To be done: Transcribe each record exactly. Include every one.

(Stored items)
────────
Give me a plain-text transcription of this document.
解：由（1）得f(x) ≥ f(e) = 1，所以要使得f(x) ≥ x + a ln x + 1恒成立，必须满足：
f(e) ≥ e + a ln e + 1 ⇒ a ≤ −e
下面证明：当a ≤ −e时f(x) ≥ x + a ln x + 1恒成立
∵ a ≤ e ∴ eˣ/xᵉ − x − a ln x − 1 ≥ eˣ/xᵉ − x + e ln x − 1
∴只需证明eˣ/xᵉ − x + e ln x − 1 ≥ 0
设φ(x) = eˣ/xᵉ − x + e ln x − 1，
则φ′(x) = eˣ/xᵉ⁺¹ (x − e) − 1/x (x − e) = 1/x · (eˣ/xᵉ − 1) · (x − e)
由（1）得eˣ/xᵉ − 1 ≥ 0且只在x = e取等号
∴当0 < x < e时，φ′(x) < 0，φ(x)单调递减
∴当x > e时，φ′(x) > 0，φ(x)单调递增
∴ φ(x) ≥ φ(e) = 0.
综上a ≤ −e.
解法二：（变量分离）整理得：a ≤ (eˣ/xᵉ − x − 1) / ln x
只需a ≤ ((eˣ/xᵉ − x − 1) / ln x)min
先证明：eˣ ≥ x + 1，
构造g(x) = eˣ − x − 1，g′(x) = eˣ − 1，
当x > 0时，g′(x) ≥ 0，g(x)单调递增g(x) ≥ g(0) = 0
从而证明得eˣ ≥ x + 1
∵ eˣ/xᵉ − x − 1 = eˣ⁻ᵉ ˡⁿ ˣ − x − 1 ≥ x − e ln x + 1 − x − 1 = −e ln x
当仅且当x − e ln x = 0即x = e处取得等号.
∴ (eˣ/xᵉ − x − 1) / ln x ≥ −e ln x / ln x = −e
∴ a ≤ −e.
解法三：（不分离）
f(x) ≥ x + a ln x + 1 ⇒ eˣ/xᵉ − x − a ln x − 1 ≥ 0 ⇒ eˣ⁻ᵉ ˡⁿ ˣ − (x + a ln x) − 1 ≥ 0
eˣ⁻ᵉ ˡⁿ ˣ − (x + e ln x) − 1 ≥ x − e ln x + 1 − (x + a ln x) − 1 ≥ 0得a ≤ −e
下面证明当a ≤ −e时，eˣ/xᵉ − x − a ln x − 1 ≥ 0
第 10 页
────────
Answer for the task:
Give me a plain-text transcription of this document.
解：由（1）得f(x) ≥ f(e) = 1，所以要使得f(x) ≥ x + a ln x + 1恒成立，必须满足：
f(e) ≥ e + a ln e + 1 ⇒ a ≤ −e
下面证明：当a ≤ −e时f(x) ≥ x + a ln x + 1恒成立
∵ a ≤ e ∴ eˣ/xᵉ − x − a ln x − 1 ≥ eˣ/xᵉ − x + e ln x − 1
∴只需证明eˣ/xᵉ − x + e ln x − 1 ≥ 0
设φ(x) = eˣ/xᵉ − x + e ln x − 1，
则φ′(x) = eˣ/xᵉ⁺¹ (x − e) − 1/x (x − e) = 1/x · (eˣ/xᵉ − 1) · (x − e)
由（1）得eˣ/xᵉ − 1 ≥ 0且只在x = e取等号
∴当0 < x < e时，φ′(x) < 0，φ(x)单调递减
∴当x > e时，φ′(x) > 0，φ(x)单调递增
∴ φ(x) ≥ φ(e) = 0.
综上a ≤ −e.
解法二：（变量分离）整理得：a ≤ (eˣ/xᵉ − x − 1) / ln x
只需a ≤ ((eˣ/xᵉ − x − 1) / ln x)min
先证明：eˣ ≥ x + 1，
构造g(x) = eˣ − x − 1，g′(x) = eˣ − 1，
当x > 0时，g′(x) ≥ 0，g(x)单调递增g(x) ≥ g(0) = 0
从而证明得eˣ ≥ x + 1
∵ eˣ/xᵉ − x − 1 = eˣ⁻ᵉ ˡⁿ ˣ − x − 1 ≥ x − e ln x + 1 − x − 1 = −e ln x
当仅且当x − e ln x = 0即x = e处取得等号.
∴ (eˣ/xᵉ − x − 1) / ln x ≥ −e ln x / ln x = −e
∴ a ≤ −e.
解法三：（不分离）
f(x) ≥ x + a ln x + 1 ⇒ eˣ/xᵉ − x − a ln x − 1 ≥ 0 ⇒ eˣ⁻ᵉ ˡⁿ ˣ − (x + a ln x) − 1 ≥ 0
eˣ⁻ᵉ ˡⁿ ˣ − (x + e ln x) − 1 ≥ x − e ln x + 1 − (x + a ln x) − 1 ≥ 0得a ≤ −e
下面证明当a ≤ −e时，eˣ/xᵉ − x − a ln x − 1 ≥ 0
第 10 页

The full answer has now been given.